### Working data
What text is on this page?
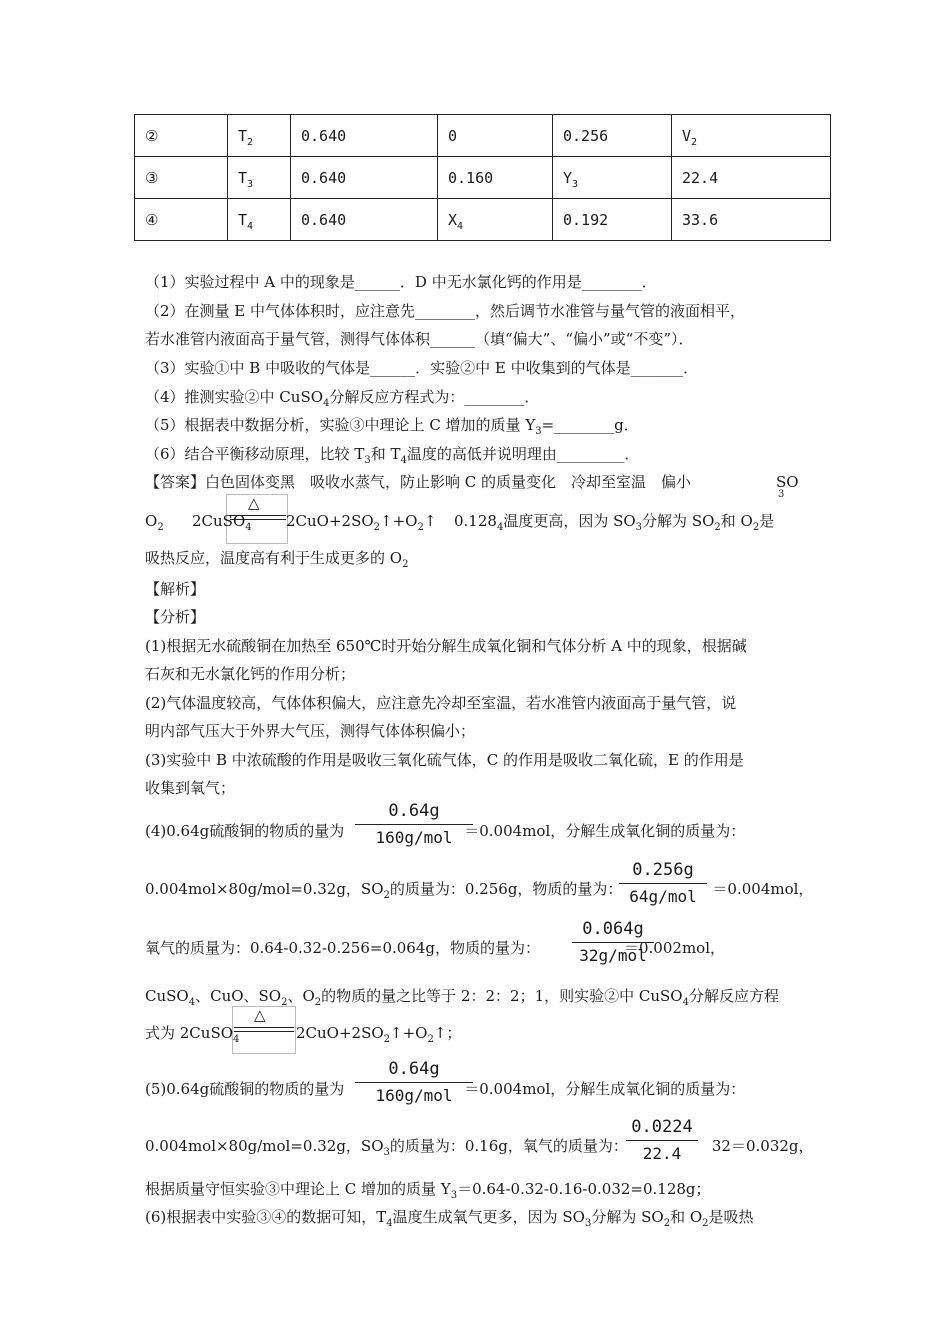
②	$T_2$	0.640	0	0.256	$V_2$
③	$T_3$	0.640	0.160	$Y_3$	22.4
④	$T_4$	0.640	$X_4$	0.192	33.6
（1）实验过程中 A 中的现象是______．D 中无水氯化钙的作用是________．
（2）在测量 E 中气体体积时，应注意先________，然后调节水准管与量气管的液面相平，
若水准管内液面高于量气管，测得气体体积______（填“偏大”、“偏小”或“不变”）．
（3）实验①中 B 中吸收的气体是______．实验②中 E 中收集到的气体是_______．
（4）推测实验②中 CuSO$_4$分解反应方程式为：________．
（5）根据表中数据分析，实验③中理论上 C 增加的质量 $Y_3=\_\_\_\_\_\_\_\_g$．
（6）结合平衡移动原理，比较 $T_3$和 $T_4$温度的高低并说明理由_________．
【答案】白色固体变黑　吸收水蒸气，防止影响 C 的质量变化　冷却至室温　偏小	SO
3
△
$O_2$ 2CuSO$_4$ $2CuO+2SO_2↑+O_2↑$ $0.128_4$温度更高，因为 $SO_3$分解为 $SO_2$和 $O_2$是
吸热反应，温度高有利于生成更多的 $O_2$
【解析】
【分析】
(1)根据无水硫酸铜在加热至 650℃时开始分解生成氧化铜和气体分析 A 中的现象，根据碱
石灰和无水氯化钙的作用分析；
(2)气体温度较高，气体体积偏大，应注意先冷却至室温，若水准管内液面高于量气管，说
明内部气压大于外界大气压，测得气体体积偏小；
(3)实验中 B 中浓硫酸的作用是吸收三氧化硫气体，C 的作用是吸收二氧化硫，E 的作用是
收集到氧气；
(4)0.64g硫酸铜的物质的量为	＝0.004mol，分解生成氧化铜的质量为：
0.64g
160g/mol
0.004mol×80g/mol=0.32g，$SO_2$的质量为：0.256g，物质的量为：	＝0.004mol，
0.256g
64g/mol
氧气的质量为：0.64-0.32-0.256=0.064g，物质的量为：	＝0.002mol，
0.064g
32g/mol
CuSO$_4$、CuO、$SO_2$、$O_2$的物质的量之比等于 2：2：2；1，则实验②中 CuSO$_4$分解反应方程
△
式为 2CuSO$_4$	$2CuO+2SO_2↑+O_2↑$；
(5)0.64g硫酸铜的物质的量为	＝0.004mol，分解生成氧化铜的质量为：
0.64g
160g/mol
0.004mol×80g/mol=0.32g，$SO_3$的质量为：0.16g，氧气的质量为：	32＝0.032g，
$\frac{0.0224}{22.4}$
根据质量守恒实验③中理论上 C 增加的质量 $Y_3=0.64-0.32-0.16-0.032=0.128g$；
(6)根据表中实验③④的数据可知，$T_4$温度生成氧气更多，因为 $SO_3$分解为 $SO_2$和 $O_2$是吸热
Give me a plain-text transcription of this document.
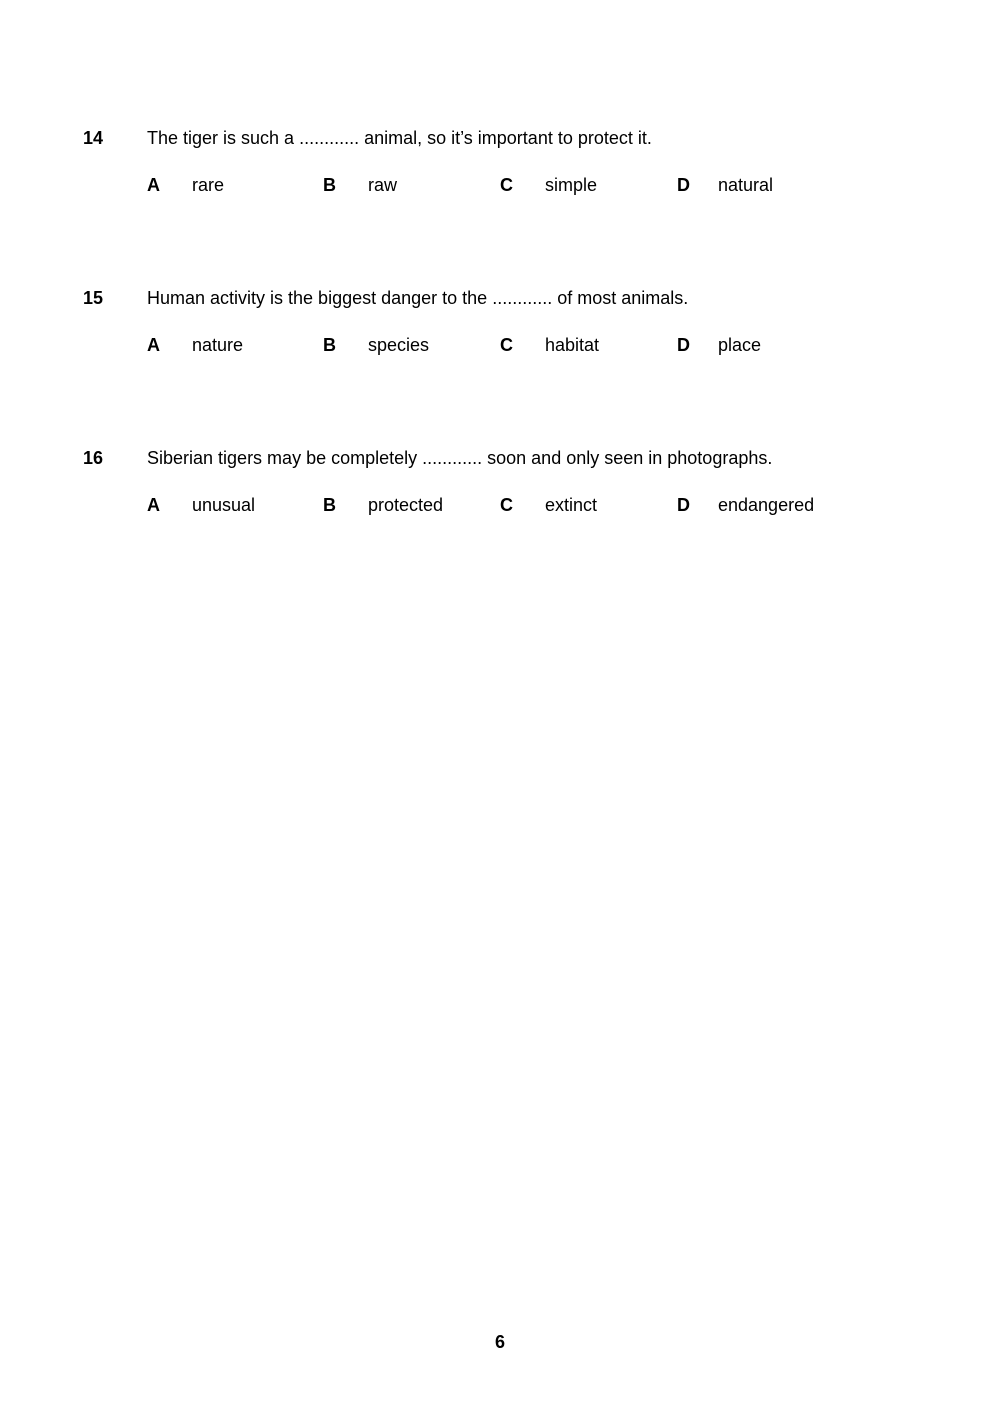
14 The tiger is such a ............ animal, so it’s important to protect it.
A rare	B raw	C simple	D natural
15 Human activity is the biggest danger to the ............ of most animals.
A nature	B species	C habitat	D place
16 Siberian tigers may be completely ............ soon and only seen in photographs.
A unusual	B protected	C extinct	D endangered
6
######
### [Task statement]
Copy only the lines running from the one that holds "Give me a plain-text" through the last line of the data, and include both of those lines. Do not copy any pictures.

### [Finished task]
Give me a plain-text transcription of this document.
14 The tiger is such a ............ animal, so it’s important to protect it.
A rare	B raw	C simple	D natural
15 Human activity is the biggest danger to the ............ of most animals.
A nature	B species	C habitat	D place
16 Siberian tigers may be completely ............ soon and only seen in photographs.
A unusual	B protected	C extinct	D endangered
6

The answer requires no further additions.